#### WHAT YOU SHOULD DO:
Of the lines below, count those containing the word "FREE". Reply with the number alone.

Stored items
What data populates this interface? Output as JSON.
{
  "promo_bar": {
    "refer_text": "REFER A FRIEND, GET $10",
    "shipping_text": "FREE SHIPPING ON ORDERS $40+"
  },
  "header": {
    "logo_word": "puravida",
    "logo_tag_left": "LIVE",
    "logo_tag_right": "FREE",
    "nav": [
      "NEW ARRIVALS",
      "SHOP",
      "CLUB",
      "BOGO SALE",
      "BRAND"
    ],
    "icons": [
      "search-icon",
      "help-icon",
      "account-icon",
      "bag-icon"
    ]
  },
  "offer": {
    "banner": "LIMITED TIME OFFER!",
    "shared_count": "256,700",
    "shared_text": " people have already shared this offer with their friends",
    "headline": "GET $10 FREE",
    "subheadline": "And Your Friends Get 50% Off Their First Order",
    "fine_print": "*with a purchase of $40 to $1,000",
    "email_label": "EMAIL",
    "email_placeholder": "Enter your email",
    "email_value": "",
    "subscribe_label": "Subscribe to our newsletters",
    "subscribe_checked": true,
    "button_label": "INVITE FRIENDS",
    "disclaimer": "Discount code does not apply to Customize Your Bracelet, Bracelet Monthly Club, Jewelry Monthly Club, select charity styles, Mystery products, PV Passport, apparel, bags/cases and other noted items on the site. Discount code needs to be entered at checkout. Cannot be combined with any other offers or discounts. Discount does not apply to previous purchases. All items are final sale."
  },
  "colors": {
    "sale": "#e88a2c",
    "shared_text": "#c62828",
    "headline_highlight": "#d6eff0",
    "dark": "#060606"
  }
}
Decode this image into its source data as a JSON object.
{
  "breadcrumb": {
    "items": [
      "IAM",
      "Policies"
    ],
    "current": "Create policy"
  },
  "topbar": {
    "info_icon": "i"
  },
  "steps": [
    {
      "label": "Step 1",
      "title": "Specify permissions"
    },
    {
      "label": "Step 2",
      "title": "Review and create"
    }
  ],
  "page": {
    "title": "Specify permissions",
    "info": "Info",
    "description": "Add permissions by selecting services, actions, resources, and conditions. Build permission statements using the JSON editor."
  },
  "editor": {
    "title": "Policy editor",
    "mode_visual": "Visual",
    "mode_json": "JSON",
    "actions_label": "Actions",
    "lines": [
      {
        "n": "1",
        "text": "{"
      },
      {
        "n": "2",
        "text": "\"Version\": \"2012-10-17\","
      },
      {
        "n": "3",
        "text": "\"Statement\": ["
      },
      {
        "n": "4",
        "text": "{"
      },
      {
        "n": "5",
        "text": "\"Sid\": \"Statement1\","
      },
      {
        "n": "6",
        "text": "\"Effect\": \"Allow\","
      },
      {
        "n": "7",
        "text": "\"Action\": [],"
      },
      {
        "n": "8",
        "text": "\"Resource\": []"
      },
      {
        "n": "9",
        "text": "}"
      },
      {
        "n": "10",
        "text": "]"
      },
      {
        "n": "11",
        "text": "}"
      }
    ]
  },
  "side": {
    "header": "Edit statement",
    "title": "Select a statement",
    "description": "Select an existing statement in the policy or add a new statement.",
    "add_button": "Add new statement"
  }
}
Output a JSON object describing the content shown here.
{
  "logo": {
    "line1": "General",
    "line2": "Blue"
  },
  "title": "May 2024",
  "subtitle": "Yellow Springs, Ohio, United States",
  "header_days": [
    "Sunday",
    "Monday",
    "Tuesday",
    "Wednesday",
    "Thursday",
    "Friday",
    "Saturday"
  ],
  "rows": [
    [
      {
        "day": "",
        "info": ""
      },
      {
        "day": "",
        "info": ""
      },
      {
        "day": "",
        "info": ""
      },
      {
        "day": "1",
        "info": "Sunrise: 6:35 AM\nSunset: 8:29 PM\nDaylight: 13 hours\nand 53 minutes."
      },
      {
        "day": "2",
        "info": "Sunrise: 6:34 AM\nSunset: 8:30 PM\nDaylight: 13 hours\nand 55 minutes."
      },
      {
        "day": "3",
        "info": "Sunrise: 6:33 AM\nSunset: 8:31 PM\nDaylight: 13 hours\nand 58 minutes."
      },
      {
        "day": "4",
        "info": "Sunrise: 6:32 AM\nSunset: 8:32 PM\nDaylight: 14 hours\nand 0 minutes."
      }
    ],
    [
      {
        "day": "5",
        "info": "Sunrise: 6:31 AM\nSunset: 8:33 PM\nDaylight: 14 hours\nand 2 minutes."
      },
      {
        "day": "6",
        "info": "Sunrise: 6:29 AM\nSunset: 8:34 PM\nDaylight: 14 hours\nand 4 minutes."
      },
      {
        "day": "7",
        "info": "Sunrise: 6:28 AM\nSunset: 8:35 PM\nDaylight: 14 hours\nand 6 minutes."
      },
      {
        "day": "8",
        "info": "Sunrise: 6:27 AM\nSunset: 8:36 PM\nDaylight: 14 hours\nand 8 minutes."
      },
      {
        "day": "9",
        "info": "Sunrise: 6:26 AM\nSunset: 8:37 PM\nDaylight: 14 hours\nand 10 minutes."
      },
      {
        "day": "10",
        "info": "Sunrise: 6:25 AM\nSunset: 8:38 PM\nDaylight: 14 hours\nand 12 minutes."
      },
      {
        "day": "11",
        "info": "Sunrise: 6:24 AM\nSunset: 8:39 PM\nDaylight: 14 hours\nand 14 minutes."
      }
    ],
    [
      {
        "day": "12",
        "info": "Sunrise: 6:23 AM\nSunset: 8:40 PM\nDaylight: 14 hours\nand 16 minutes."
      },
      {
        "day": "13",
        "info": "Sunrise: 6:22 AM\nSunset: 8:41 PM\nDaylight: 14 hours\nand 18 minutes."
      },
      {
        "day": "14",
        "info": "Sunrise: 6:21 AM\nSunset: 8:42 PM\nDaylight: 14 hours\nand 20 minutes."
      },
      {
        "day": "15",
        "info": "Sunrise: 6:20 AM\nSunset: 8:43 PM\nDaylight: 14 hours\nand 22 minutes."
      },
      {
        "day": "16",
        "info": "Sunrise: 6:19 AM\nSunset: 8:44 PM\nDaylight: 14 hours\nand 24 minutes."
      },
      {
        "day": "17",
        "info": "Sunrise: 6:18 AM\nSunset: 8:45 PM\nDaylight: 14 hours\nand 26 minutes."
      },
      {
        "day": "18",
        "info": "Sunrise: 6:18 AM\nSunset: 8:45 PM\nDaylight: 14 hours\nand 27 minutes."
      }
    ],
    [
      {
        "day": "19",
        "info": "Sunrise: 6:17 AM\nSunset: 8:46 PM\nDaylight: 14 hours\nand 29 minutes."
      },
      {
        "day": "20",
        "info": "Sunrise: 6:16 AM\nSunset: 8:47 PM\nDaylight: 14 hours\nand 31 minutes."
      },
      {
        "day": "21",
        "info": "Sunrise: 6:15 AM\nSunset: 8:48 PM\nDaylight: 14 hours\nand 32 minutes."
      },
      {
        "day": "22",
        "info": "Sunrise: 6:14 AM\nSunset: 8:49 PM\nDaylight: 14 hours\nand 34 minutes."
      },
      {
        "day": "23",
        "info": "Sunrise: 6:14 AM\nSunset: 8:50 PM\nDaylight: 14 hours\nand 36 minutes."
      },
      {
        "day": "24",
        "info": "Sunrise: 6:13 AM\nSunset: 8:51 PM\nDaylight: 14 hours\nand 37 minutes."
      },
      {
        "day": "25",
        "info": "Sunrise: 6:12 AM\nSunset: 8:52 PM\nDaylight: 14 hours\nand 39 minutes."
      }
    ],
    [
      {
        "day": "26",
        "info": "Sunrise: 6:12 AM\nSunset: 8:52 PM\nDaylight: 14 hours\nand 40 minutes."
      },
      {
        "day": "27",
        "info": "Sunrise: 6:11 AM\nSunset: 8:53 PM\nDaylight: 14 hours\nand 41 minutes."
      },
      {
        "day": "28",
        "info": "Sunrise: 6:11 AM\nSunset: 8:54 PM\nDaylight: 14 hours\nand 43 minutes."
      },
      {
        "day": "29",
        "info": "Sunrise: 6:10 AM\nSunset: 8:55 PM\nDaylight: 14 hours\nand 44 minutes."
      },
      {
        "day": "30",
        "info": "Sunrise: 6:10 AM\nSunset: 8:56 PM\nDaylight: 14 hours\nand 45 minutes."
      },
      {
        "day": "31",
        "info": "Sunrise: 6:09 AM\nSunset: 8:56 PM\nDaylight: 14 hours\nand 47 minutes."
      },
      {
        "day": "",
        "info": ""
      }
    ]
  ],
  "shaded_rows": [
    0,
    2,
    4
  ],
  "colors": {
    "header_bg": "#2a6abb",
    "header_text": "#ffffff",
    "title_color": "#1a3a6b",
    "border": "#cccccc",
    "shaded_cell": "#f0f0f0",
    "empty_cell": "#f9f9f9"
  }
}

#### SOLUTION TO THE EXERCISE:
3